→ Requirements
Identify each line below that contains the word "Kopier", and copy it out.
* start Given data *
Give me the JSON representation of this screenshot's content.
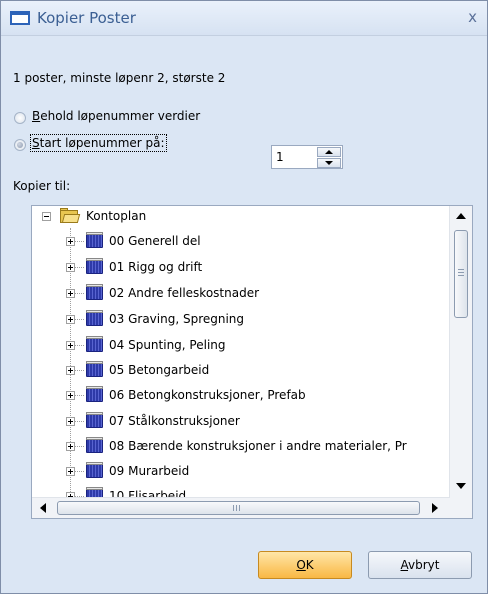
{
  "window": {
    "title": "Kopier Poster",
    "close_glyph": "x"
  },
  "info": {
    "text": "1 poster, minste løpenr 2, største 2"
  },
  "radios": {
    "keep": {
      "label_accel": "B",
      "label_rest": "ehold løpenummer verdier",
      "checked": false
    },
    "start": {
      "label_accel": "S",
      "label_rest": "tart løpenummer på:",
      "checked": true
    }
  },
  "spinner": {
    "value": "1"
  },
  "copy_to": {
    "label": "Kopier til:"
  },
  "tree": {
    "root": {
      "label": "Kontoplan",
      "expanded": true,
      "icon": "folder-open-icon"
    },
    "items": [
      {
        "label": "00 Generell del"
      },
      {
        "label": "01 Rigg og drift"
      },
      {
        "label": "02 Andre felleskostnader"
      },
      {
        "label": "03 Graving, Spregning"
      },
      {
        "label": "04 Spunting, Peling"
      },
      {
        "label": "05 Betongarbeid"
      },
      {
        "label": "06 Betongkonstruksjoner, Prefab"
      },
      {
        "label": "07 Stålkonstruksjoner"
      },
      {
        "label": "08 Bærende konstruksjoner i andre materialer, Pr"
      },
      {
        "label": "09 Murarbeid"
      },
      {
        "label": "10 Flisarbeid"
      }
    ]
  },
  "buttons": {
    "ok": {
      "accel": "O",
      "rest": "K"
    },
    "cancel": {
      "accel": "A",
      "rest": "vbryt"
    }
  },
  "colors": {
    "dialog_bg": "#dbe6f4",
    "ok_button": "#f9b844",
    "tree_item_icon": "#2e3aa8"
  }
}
* end Given data *
→ Solution
    "title": "Kopier Poster",
    "label": "Kopier til:"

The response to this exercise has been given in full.